-- begin RECORDS --
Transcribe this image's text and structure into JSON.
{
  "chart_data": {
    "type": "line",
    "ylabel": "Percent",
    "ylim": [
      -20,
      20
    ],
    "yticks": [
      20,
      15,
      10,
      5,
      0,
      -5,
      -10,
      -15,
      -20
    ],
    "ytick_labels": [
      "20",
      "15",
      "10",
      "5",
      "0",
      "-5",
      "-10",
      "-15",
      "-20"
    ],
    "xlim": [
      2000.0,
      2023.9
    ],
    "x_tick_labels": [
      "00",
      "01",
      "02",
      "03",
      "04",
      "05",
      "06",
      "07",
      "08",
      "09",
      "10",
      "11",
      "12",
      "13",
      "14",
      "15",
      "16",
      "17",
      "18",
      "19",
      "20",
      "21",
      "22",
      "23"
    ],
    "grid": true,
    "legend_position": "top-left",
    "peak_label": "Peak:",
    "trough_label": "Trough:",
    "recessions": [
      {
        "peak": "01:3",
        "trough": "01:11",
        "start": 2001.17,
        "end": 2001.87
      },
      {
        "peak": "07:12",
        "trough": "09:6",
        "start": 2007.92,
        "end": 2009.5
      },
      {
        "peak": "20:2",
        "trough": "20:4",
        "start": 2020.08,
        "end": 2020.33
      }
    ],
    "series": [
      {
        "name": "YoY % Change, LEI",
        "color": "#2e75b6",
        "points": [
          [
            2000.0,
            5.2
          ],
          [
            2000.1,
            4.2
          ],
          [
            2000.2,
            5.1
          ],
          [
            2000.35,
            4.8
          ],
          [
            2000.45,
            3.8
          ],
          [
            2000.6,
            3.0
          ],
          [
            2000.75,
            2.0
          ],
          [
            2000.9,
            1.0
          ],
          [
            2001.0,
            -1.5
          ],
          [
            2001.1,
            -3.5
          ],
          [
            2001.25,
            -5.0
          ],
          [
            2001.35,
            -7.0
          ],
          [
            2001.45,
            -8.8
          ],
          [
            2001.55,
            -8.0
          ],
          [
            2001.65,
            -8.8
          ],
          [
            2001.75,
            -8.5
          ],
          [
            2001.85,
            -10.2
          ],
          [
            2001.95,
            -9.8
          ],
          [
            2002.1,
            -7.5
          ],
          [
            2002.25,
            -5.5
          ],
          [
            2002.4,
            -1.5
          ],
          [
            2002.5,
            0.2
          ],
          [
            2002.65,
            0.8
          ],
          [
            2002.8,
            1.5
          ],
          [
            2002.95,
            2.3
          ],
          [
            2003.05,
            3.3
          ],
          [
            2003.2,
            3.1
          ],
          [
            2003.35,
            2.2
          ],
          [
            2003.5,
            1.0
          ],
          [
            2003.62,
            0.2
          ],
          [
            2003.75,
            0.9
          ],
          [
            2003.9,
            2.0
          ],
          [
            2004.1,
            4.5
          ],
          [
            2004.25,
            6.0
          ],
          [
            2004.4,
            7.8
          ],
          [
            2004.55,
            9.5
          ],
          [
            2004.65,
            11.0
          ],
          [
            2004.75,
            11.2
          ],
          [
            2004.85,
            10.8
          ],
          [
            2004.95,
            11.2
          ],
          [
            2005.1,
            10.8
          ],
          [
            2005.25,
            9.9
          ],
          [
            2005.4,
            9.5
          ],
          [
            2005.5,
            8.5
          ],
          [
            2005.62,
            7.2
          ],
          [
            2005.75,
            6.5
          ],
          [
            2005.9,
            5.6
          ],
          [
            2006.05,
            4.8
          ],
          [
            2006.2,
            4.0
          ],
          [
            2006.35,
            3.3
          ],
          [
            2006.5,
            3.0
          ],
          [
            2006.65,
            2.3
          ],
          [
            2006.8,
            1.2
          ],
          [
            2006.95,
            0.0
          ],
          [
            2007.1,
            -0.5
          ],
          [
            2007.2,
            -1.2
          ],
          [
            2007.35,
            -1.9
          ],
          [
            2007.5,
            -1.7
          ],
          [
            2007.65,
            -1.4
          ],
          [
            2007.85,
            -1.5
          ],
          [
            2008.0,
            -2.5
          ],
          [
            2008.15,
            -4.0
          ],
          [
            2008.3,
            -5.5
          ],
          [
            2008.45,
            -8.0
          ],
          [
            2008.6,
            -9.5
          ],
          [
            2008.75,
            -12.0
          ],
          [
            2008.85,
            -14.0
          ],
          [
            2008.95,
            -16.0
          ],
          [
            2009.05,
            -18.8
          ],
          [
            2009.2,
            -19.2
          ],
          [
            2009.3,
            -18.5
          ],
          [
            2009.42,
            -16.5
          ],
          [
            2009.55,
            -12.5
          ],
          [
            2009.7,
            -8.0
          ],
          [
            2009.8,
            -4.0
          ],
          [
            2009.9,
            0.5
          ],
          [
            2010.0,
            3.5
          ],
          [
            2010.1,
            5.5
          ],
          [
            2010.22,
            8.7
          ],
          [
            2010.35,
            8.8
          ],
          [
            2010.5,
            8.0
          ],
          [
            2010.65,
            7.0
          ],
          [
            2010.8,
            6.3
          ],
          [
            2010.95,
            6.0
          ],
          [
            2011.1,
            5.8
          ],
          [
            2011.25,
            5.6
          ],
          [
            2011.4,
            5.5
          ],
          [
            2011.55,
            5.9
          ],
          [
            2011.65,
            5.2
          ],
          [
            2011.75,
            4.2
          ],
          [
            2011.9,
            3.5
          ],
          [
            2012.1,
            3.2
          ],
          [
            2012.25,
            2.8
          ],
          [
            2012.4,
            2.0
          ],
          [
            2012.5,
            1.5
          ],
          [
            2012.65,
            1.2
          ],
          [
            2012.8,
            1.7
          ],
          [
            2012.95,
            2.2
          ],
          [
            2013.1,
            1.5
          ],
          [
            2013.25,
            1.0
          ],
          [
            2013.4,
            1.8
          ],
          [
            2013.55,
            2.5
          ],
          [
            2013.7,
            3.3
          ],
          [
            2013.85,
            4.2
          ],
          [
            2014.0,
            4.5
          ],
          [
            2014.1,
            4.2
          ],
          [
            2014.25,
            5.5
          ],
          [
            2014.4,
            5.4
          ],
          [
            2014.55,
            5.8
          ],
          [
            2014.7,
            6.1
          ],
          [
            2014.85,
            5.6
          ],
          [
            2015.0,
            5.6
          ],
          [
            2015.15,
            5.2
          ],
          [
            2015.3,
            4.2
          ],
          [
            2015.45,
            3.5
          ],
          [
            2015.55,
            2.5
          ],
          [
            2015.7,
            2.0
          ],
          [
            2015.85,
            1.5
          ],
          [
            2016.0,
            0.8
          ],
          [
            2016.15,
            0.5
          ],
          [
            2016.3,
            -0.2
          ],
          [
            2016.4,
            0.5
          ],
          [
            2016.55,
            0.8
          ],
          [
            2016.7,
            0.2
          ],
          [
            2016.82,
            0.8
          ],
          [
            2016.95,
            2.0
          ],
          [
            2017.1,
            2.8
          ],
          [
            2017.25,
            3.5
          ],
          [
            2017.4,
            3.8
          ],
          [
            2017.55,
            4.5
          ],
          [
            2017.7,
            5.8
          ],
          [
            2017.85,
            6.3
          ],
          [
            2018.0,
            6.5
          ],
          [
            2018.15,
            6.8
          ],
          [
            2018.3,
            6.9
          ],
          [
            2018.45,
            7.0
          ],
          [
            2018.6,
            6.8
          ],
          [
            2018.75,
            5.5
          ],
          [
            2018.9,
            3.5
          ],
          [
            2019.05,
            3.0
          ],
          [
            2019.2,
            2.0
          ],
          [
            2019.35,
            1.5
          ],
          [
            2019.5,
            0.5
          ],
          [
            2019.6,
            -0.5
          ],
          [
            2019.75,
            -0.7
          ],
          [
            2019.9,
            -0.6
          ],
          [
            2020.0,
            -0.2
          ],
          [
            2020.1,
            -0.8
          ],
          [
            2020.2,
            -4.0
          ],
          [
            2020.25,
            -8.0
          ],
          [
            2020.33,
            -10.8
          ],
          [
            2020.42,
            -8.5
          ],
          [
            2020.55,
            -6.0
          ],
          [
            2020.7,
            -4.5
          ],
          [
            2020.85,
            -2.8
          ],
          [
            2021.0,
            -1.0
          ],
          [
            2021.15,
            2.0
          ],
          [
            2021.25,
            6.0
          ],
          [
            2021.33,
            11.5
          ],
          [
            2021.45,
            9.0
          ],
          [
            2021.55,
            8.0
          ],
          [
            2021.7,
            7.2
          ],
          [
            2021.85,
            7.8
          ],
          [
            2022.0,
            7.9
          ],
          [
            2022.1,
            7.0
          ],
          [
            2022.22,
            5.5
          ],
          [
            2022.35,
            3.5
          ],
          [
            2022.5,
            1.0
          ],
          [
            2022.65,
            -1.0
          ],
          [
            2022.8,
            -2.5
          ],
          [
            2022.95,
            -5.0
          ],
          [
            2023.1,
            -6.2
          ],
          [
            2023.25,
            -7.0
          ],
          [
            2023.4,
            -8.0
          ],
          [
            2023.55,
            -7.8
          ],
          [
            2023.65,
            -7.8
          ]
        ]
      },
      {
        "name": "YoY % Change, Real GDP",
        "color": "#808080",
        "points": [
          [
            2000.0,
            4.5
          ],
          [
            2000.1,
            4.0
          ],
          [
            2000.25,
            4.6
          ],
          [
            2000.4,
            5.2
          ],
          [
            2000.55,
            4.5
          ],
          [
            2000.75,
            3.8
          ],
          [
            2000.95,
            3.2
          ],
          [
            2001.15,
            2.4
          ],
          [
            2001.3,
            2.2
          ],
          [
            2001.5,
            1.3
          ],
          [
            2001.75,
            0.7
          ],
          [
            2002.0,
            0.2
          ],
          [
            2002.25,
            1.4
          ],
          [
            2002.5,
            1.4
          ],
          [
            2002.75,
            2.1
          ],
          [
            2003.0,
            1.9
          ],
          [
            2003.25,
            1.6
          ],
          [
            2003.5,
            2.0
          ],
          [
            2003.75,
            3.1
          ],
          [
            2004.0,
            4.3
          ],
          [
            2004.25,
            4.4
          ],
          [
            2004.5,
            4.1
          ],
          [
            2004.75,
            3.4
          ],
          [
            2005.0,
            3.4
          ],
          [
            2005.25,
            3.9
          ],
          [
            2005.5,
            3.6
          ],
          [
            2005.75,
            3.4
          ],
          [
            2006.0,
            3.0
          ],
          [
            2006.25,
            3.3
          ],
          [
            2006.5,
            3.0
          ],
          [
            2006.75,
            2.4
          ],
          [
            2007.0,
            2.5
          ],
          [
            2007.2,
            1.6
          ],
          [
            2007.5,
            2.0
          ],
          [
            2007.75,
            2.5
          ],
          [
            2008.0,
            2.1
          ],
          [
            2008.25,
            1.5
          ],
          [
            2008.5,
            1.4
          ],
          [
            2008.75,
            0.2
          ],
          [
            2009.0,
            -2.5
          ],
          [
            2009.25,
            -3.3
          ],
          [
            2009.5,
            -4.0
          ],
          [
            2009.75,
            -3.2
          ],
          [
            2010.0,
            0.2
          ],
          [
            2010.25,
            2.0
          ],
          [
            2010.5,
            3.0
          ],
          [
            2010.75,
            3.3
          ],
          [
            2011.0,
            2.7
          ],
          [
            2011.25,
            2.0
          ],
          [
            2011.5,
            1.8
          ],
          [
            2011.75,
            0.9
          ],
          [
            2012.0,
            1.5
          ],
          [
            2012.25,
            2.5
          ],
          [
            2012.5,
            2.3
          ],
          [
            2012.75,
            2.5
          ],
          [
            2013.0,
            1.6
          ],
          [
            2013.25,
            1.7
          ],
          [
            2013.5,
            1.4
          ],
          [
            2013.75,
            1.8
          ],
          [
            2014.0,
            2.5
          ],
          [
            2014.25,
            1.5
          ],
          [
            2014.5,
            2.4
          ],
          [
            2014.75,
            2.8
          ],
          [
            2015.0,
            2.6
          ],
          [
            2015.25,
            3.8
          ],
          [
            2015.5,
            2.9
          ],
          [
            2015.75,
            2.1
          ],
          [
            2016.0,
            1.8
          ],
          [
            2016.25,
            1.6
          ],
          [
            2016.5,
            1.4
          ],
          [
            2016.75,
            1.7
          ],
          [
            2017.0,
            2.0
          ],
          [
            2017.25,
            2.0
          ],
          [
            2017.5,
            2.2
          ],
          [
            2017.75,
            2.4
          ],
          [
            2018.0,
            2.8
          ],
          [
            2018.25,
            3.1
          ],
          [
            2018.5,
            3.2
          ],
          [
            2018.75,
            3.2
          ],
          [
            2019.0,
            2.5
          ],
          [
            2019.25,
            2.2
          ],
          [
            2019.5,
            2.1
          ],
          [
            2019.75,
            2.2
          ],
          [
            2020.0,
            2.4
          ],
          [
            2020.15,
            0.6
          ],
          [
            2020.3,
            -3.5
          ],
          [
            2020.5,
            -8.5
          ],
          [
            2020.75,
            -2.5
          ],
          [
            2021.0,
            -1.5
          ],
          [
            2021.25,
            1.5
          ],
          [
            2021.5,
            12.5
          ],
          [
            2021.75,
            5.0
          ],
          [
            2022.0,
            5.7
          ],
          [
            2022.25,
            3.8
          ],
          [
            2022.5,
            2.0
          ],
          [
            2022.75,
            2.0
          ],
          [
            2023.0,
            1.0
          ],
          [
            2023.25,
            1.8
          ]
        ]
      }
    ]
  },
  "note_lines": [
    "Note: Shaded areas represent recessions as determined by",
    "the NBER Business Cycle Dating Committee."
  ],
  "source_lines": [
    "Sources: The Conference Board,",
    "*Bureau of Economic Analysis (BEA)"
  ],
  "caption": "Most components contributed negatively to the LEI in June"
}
-- end RECORDS --
* **EXERCISE**: Only lines that contain the word "recessions" are wanted; copy each of them.

* **WORKED SOLUTION**:
    "recessions": [
    "Note: Shaded areas represent recessions as determined by",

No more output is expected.